▶ _BRIEF_: Select and reproduce each line of the listing below that bears the string "outer".
** BEGIN STORED DATA **
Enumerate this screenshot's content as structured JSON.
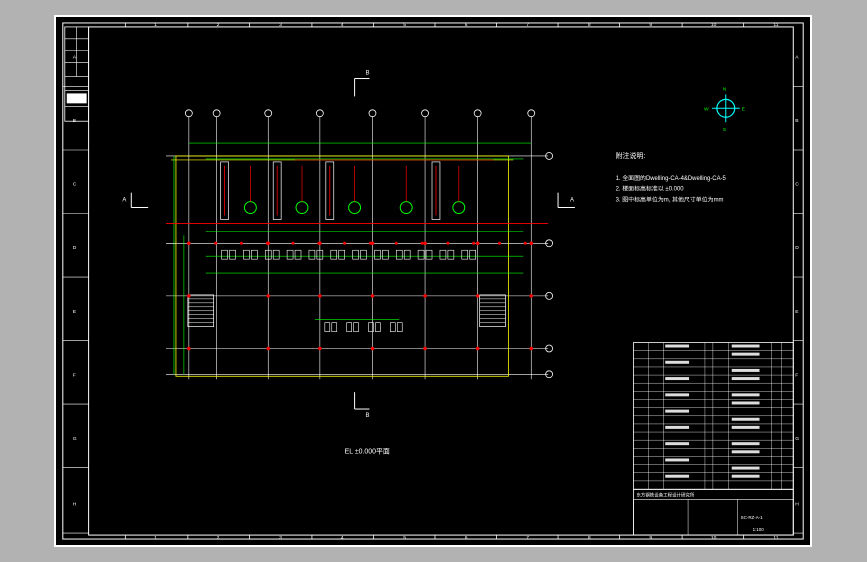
{
  "colors": {
    "background_gutter": "#b2b2b2",
    "sheet": "#000000",
    "frame": "#ffffff",
    "grid_axis": "#ffffff",
    "structure": "#ffff00",
    "dimension": "#00ff00",
    "equipment": "#ff0000",
    "cyan": "#00ffff",
    "marker": "#ff0000"
  },
  "border": {
    "cols": [
      "1",
      "2",
      "3",
      "4",
      "5",
      "6",
      "7",
      "8",
      "9",
      "10",
      "11",
      "12"
    ],
    "rows": [
      "A",
      "B",
      "C",
      "D",
      "E",
      "F",
      "G",
      "H"
    ]
  },
  "drawing": {
    "title": "EL ±0.000平面",
    "section_B": "B",
    "section_A": "A",
    "row_labels": [
      "C",
      "D",
      "E",
      "F"
    ],
    "compass": {
      "n": "N",
      "s": "S",
      "e": "E",
      "w": "W"
    }
  },
  "notes": {
    "heading": "附注说明:",
    "items": [
      "1. 全面图的Dwelling-CA-4&Dwelling-CA-5",
      "2. 楼面标高标准以 ±0.000",
      "3. 图中标高单位为m, 其他尺寸单位为mm"
    ]
  },
  "title_block": {
    "project": "东方钢铁设备工程设计研究所",
    "drawing_no": "SC-RZ-A-1",
    "scale": "1:100"
  }
}
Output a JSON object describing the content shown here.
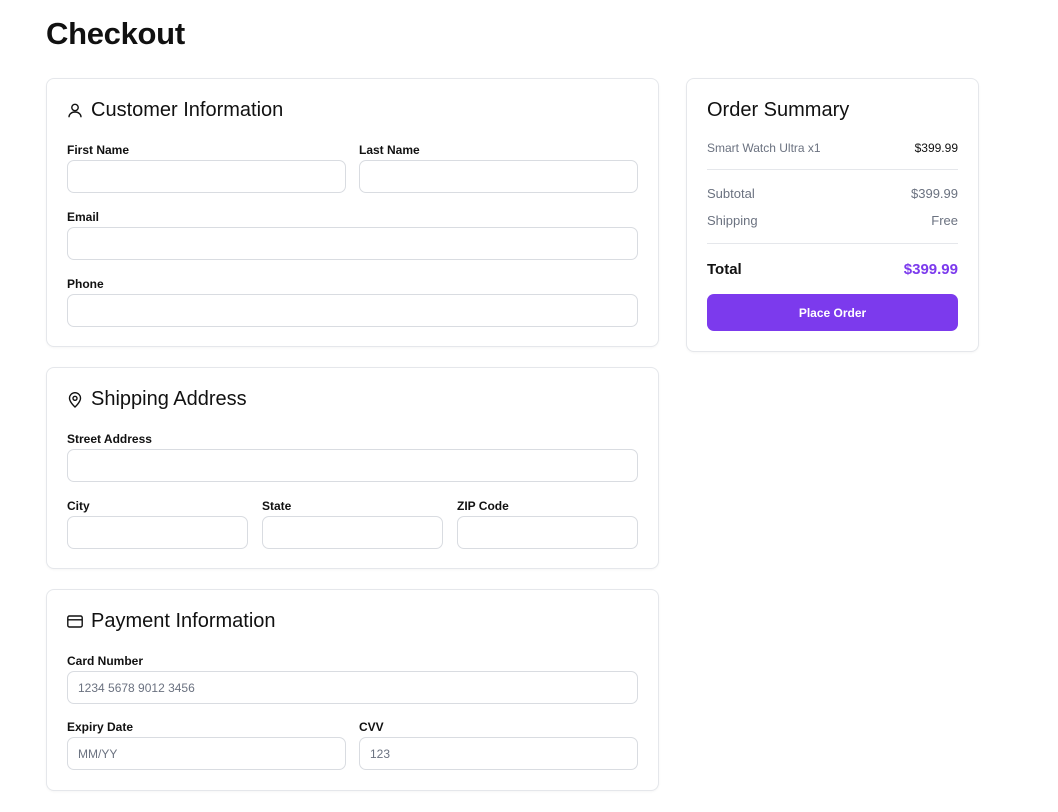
{
  "page": {
    "title": "Checkout"
  },
  "customer": {
    "title": "Customer Information",
    "icon": "user-icon",
    "first_name_label": "First Name",
    "last_name_label": "Last Name",
    "email_label": "Email",
    "phone_label": "Phone"
  },
  "shipping": {
    "title": "Shipping Address",
    "icon": "map-pin-icon",
    "street_label": "Street Address",
    "city_label": "City",
    "state_label": "State",
    "zip_label": "ZIP Code"
  },
  "payment": {
    "title": "Payment Information",
    "icon": "credit-card-icon",
    "card_number_label": "Card Number",
    "card_number_placeholder": "1234 5678 9012 3456",
    "expiry_label": "Expiry Date",
    "expiry_placeholder": "MM/YY",
    "cvv_label": "CVV",
    "cvv_placeholder": "123"
  },
  "summary": {
    "title": "Order Summary",
    "item_name": "Smart Watch Ultra x1",
    "item_price": "$399.99",
    "subtotal_label": "Subtotal",
    "subtotal_value": "$399.99",
    "shipping_label": "Shipping",
    "shipping_value": "Free",
    "total_label": "Total",
    "total_value": "$399.99",
    "place_order_label": "Place Order"
  },
  "colors": {
    "accent": "#7c3aed",
    "border": "#e5e7eb",
    "muted_text": "#6b7280"
  }
}
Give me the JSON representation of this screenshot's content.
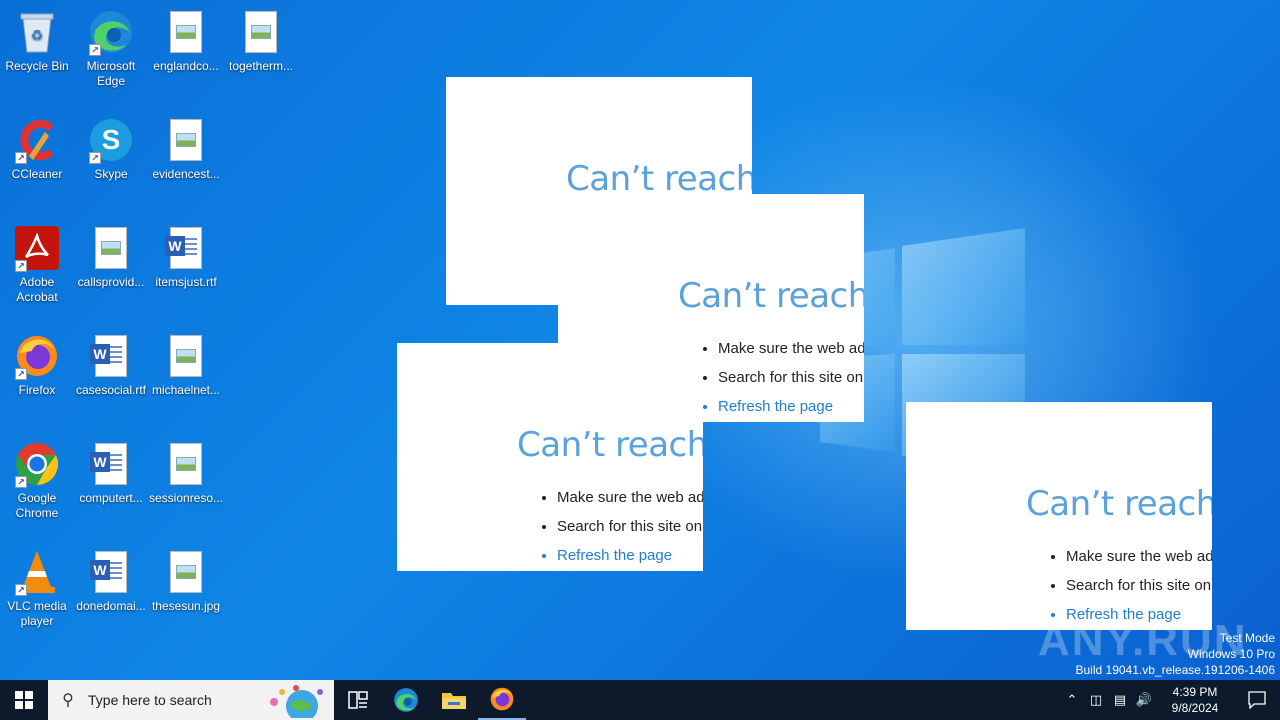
{
  "desktop": {
    "icons": [
      {
        "label": "Recycle Bin"
      },
      {
        "label": "Microsoft Edge"
      },
      {
        "label": "englandco..."
      },
      {
        "label": "togetherm..."
      },
      {
        "label": "CCleaner"
      },
      {
        "label": "Skype"
      },
      {
        "label": "evidencest..."
      },
      {
        "label": "Adobe Acrobat"
      },
      {
        "label": "callsprovid..."
      },
      {
        "label": "itemsjust.rtf"
      },
      {
        "label": "Firefox"
      },
      {
        "label": "casesocial.rtf"
      },
      {
        "label": "michaelnet..."
      },
      {
        "label": "Google Chrome"
      },
      {
        "label": "computert..."
      },
      {
        "label": "sessionreso..."
      },
      {
        "label": "VLC media player"
      },
      {
        "label": "donedomai..."
      },
      {
        "label": "thesesun.jpg"
      }
    ]
  },
  "error_windows": [
    {
      "title": "Can’t reach t",
      "items": []
    },
    {
      "title": "Can’t reach t",
      "items": [
        "Make sure the web ad",
        "Search for this site on",
        "Refresh the page"
      ]
    },
    {
      "title": "Can’t reach t",
      "items": [
        "Make sure the web ad",
        "Search for this site on",
        "Refresh the page"
      ]
    },
    {
      "title": "Can’t reach t",
      "items": [
        "Make sure the web ad",
        "Search for this site on",
        "Refresh the page"
      ]
    }
  ],
  "watermark": {
    "line1": "Test Mode",
    "line2": "Windows 10 Pro",
    "line3": "Build 19041.vb_release.191206-1406",
    "brand": "ANY.RUN"
  },
  "taskbar": {
    "search_placeholder": "Type here to search",
    "time": "4:39 PM",
    "date": "9/8/2024"
  },
  "colors": {
    "desktop_blue": "#0a6fd8",
    "error_title": "#5aa2db",
    "link": "#1f7ed3",
    "taskbar": "#0c1a2c"
  }
}
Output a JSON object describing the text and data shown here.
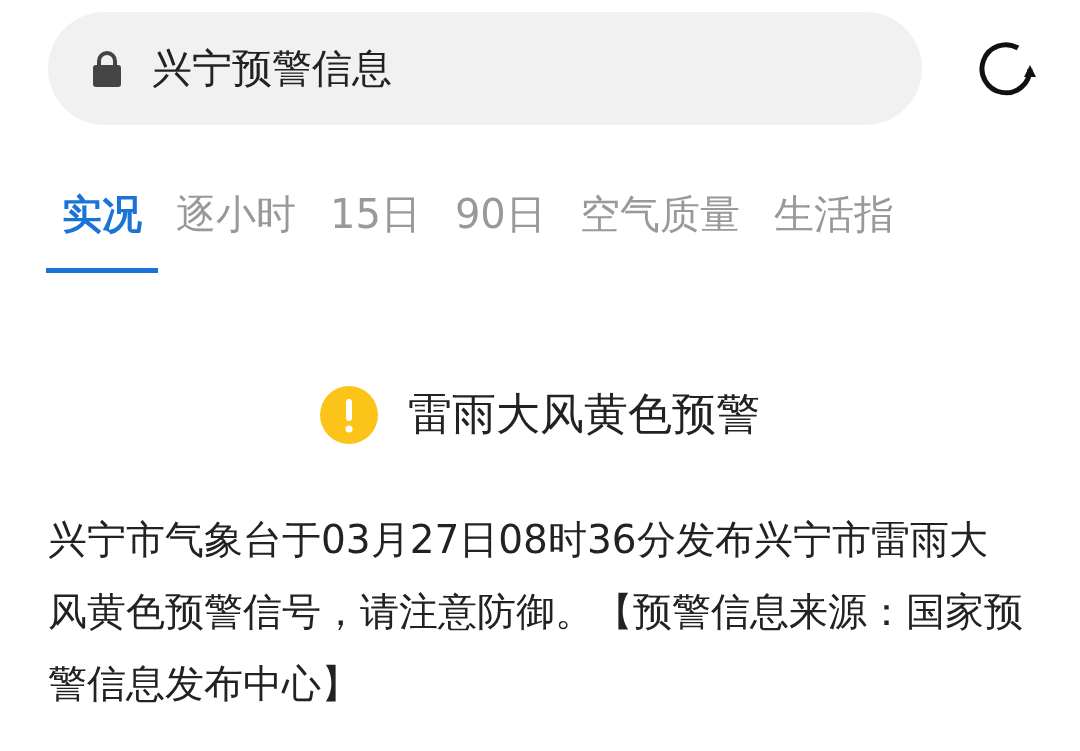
{
  "address_bar": {
    "title": "兴宁预警信息",
    "secure": true
  },
  "tabs": [
    {
      "label": "实况",
      "selected": true
    },
    {
      "label": "逐小时",
      "selected": false
    },
    {
      "label": "15日",
      "selected": false
    },
    {
      "label": "90日",
      "selected": false
    },
    {
      "label": "空气质量",
      "selected": false
    },
    {
      "label": "生活指",
      "selected": false
    }
  ],
  "alert": {
    "title": "雷雨大风黄色预警",
    "color": "#fcc419",
    "body": "兴宁市气象台于03月27日08时36分发布兴宁市雷雨大风黄色预警信号，请注意防御。【预警信息来源：国家预警信息发布中心】"
  }
}
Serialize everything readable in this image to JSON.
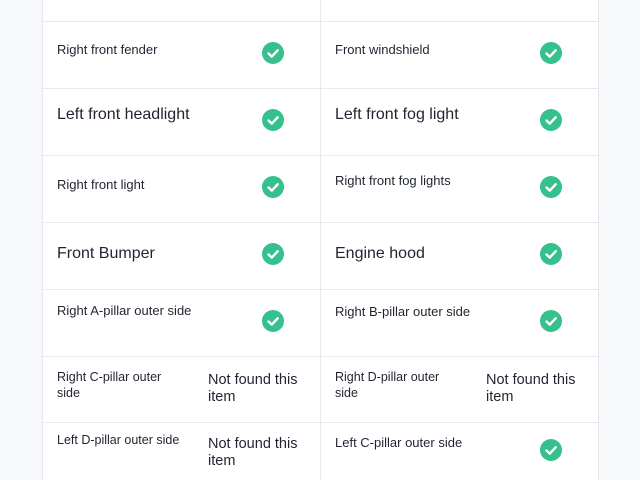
{
  "rows": [
    {
      "left": {
        "label": "Right front fender",
        "status": "check"
      },
      "right": {
        "label": "Front windshield",
        "status": "check"
      }
    },
    {
      "left": {
        "label": "Left front headlight",
        "status": "check"
      },
      "right": {
        "label": "Left front fog light",
        "status": "check"
      }
    },
    {
      "left": {
        "label": "Right front light",
        "status": "check"
      },
      "right": {
        "label": "Right front fog lights",
        "status": "check"
      }
    },
    {
      "left": {
        "label": "Front Bumper",
        "status": "check"
      },
      "right": {
        "label": "Engine hood",
        "status": "check"
      }
    },
    {
      "left": {
        "label": "Right A-pillar outer side",
        "status": "check"
      },
      "right": {
        "label": "Right B-pillar outer side",
        "status": "check"
      }
    },
    {
      "left": {
        "label": "Right C-pillar outer side",
        "status": "Not found this item"
      },
      "right": {
        "label": "Right D-pillar outer side",
        "status": "Not found this item"
      }
    },
    {
      "left": {
        "label": "Left D-pillar outer side",
        "status": "Not found this item"
      },
      "right": {
        "label": "Left C-pillar outer side",
        "status": "check"
      }
    }
  ],
  "colors": {
    "check": "#35c08e",
    "text": "#1f2430",
    "border": "#e7e9ee"
  },
  "icons": {
    "status_ok": "check-circle-icon"
  }
}
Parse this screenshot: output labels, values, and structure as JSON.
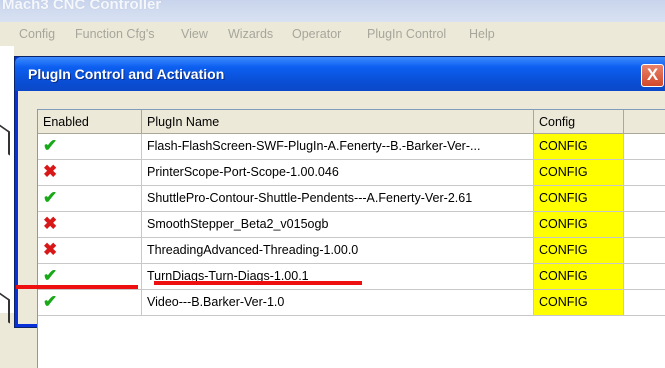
{
  "app": {
    "title": "Mach3 CNC Controller"
  },
  "menu": [
    "Config",
    "Function Cfg's",
    "View",
    "Wizards",
    "Operator",
    "PlugIn Control",
    "Help"
  ],
  "dialog": {
    "title": "PlugIn Control and Activation",
    "close_label": "X",
    "columns": [
      "Enabled",
      "PlugIn Name",
      "Config"
    ],
    "rows": [
      {
        "enabled": true,
        "icon": "check-icon",
        "name": "Flash-FlashScreen-SWF-PlugIn-A.Fenerty--B.-Barker-Ver-...",
        "config": "CONFIG"
      },
      {
        "enabled": false,
        "icon": "x-icon",
        "name": "PrinterScope-Port-Scope-1.00.046",
        "config": "CONFIG"
      },
      {
        "enabled": true,
        "icon": "check-icon",
        "name": "ShuttlePro-Contour-Shuttle-Pendents---A.Fenerty-Ver-2.61",
        "config": "CONFIG"
      },
      {
        "enabled": false,
        "icon": "x-icon",
        "name": "SmoothStepper_Beta2_v015ogb",
        "config": "CONFIG"
      },
      {
        "enabled": false,
        "icon": "x-icon",
        "name": "ThreadingAdvanced-Threading-1.00.0",
        "config": "CONFIG"
      },
      {
        "enabled": true,
        "icon": "check-icon",
        "name": "TurnDiags-Turn-Diags-1.00.1",
        "config": "CONFIG"
      },
      {
        "enabled": true,
        "icon": "check-icon",
        "name": "Video---B.Barker-Ver-1.0",
        "config": "CONFIG"
      }
    ]
  },
  "colors": {
    "config_bg": "#ffff00",
    "check": "#18a818",
    "x": "#d81818",
    "annotation": "#ee1010"
  }
}
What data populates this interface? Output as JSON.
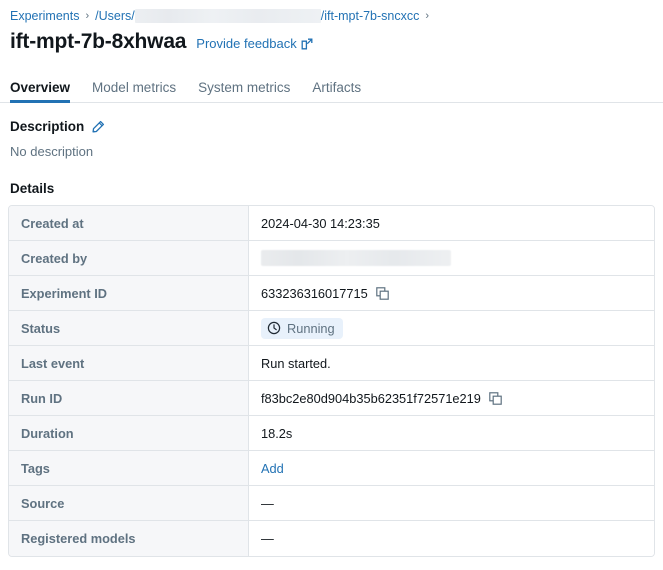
{
  "breadcrumb": {
    "root_label": "Experiments",
    "separator": "›",
    "path_prefix": "/Users/",
    "path_redacted": true,
    "path_suffix": "/ift-mpt-7b-sncxcc",
    "trailing_separator": "›"
  },
  "header": {
    "title": "ift-mpt-7b-8xhwaa",
    "feedback_label": "Provide feedback",
    "feedback_icon": "external-link-icon"
  },
  "tabs": [
    {
      "label": "Overview",
      "active": true
    },
    {
      "label": "Model metrics",
      "active": false
    },
    {
      "label": "System metrics",
      "active": false
    },
    {
      "label": "Artifacts",
      "active": false
    }
  ],
  "description": {
    "heading": "Description",
    "edit_icon": "pencil-icon",
    "body": "No description"
  },
  "details": {
    "heading": "Details",
    "rows": [
      {
        "label": "Created at",
        "value": "2024-04-30 14:23:35",
        "type": "text"
      },
      {
        "label": "Created by",
        "value": "",
        "type": "redacted"
      },
      {
        "label": "Experiment ID",
        "value": "633236316017715",
        "type": "copyable"
      },
      {
        "label": "Status",
        "value": "Running",
        "type": "badge",
        "badge_icon": "clock-icon"
      },
      {
        "label": "Last event",
        "value": "Run started.",
        "type": "text"
      },
      {
        "label": "Run ID",
        "value": "f83bc2e80d904b35b62351f72571e219",
        "type": "copyable"
      },
      {
        "label": "Duration",
        "value": "18.2s",
        "type": "text"
      },
      {
        "label": "Tags",
        "value": "Add",
        "type": "link"
      },
      {
        "label": "Source",
        "value": "—",
        "type": "text"
      },
      {
        "label": "Registered models",
        "value": "—",
        "type": "text"
      }
    ]
  },
  "colors": {
    "link": "#2272b4",
    "text": "#11171c",
    "muted": "#5f7281",
    "border": "#e0e4e8",
    "label_bg": "#f6f7f9",
    "badge_bg": "#e8f1fb"
  }
}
** END STORED DATA **
▶ _EXPECTED ANSWER_:
        "label": "Right A-pillar outer side",
        "label": "Right B-pillar outer side",
        "label": "Right C-pillar outer side",
        "label": "Right D-pillar outer side",
        "label": "Left D-pillar outer side",
        "label": "Left C-pillar outer side",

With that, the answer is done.